## Begin Data lines

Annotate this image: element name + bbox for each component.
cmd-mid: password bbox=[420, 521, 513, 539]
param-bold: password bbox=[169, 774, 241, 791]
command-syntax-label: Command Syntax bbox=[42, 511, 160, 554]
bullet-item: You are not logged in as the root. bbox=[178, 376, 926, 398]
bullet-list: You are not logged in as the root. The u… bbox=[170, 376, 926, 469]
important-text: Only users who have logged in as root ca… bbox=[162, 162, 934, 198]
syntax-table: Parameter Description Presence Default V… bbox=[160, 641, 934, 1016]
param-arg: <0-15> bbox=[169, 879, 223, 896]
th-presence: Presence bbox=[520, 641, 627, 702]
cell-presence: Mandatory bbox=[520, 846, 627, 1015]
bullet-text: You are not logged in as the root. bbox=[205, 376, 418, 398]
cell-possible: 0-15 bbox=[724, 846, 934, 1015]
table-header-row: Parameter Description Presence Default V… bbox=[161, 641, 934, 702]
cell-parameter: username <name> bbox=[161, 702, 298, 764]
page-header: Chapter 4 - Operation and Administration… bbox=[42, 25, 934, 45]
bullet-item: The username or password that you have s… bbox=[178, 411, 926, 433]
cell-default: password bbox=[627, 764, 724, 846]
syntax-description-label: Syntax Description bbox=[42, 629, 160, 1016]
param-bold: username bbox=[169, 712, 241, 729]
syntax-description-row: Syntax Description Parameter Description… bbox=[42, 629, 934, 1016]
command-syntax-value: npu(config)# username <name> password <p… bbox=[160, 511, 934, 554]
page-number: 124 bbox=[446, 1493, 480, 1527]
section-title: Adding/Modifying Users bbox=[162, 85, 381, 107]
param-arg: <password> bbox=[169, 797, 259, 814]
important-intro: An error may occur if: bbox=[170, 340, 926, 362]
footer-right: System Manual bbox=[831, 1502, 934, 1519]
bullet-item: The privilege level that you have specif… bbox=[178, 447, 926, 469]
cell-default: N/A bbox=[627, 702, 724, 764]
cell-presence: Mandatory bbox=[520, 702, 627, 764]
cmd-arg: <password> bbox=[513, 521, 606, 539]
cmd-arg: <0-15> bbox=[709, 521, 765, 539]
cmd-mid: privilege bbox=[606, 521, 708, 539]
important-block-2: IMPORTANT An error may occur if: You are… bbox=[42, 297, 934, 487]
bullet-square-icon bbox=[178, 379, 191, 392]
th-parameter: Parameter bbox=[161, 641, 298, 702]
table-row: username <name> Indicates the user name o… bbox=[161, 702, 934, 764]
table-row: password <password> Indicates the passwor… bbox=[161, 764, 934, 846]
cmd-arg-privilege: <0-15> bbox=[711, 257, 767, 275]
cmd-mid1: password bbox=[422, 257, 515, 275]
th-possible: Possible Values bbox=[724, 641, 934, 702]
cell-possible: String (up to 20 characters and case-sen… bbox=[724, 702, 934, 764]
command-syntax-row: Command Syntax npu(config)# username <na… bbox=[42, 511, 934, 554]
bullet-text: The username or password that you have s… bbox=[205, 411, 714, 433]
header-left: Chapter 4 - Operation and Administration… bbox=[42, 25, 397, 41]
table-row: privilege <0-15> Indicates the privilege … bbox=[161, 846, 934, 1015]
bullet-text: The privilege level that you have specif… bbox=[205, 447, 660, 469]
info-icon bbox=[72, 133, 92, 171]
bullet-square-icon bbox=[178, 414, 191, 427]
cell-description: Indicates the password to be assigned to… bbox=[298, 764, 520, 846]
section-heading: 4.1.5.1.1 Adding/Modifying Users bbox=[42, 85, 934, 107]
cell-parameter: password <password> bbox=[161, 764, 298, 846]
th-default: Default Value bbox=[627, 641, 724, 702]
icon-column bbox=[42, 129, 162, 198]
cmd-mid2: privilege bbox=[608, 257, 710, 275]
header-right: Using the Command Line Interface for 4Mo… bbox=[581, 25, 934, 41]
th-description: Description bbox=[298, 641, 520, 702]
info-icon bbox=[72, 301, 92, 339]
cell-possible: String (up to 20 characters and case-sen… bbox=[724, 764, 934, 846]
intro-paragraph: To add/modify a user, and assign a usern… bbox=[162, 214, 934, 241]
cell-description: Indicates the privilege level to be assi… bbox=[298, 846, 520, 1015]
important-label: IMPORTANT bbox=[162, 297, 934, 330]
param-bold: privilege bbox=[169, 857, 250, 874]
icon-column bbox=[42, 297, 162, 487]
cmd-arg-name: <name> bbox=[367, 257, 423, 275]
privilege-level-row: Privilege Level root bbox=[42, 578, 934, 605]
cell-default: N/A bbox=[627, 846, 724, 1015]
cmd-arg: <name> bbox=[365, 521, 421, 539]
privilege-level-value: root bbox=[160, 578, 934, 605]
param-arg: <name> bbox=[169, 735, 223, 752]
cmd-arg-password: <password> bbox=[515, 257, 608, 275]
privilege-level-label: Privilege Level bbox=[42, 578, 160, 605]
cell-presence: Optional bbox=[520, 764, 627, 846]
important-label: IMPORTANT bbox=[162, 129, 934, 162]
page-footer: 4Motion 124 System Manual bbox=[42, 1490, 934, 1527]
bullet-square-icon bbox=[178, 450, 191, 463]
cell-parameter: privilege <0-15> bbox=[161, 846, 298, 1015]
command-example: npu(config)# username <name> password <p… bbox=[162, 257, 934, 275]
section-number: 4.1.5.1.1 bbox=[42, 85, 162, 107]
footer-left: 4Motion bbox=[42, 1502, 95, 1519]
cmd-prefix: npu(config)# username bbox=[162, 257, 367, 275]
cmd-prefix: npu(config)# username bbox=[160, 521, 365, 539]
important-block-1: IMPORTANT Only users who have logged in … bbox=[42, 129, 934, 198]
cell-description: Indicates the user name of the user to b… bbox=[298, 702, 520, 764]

## End Data lines

> Prompt
Reproduce the records above verbatim, from the first line through the line containing "param-arg: <password> bbox=[169, 797, 259, 814]", including both.

> Answer to the problem
Annotate this image: element name + bbox for each component.
cmd-mid: password bbox=[420, 521, 513, 539]
param-bold: password bbox=[169, 774, 241, 791]
command-syntax-label: Command Syntax bbox=[42, 511, 160, 554]
bullet-item: You are not logged in as the root. bbox=[178, 376, 926, 398]
bullet-list: You are not logged in as the root. The u… bbox=[170, 376, 926, 469]
important-text: Only users who have logged in as root ca… bbox=[162, 162, 934, 198]
syntax-table: Parameter Description Presence Default V… bbox=[160, 641, 934, 1016]
param-arg: <0-15> bbox=[169, 879, 223, 896]
th-presence: Presence bbox=[520, 641, 627, 702]
cell-presence: Mandatory bbox=[520, 846, 627, 1015]
bullet-text: You are not logged in as the root. bbox=[205, 376, 418, 398]
cell-possible: 0-15 bbox=[724, 846, 934, 1015]
table-header-row: Parameter Description Presence Default V… bbox=[161, 641, 934, 702]
cell-parameter: username <name> bbox=[161, 702, 298, 764]
page-header: Chapter 4 - Operation and Administration… bbox=[42, 25, 934, 45]
bullet-item: The username or password that you have s… bbox=[178, 411, 926, 433]
cell-default: password bbox=[627, 764, 724, 846]
syntax-description-label: Syntax Description bbox=[42, 629, 160, 1016]
param-bold: username bbox=[169, 712, 241, 729]
syntax-description-row: Syntax Description Parameter Description… bbox=[42, 629, 934, 1016]
command-syntax-value: npu(config)# username <name> password <p… bbox=[160, 511, 934, 554]
page-number: 124 bbox=[446, 1493, 480, 1527]
section-title: Adding/Modifying Users bbox=[162, 85, 381, 107]
param-arg: <password> bbox=[169, 797, 259, 814]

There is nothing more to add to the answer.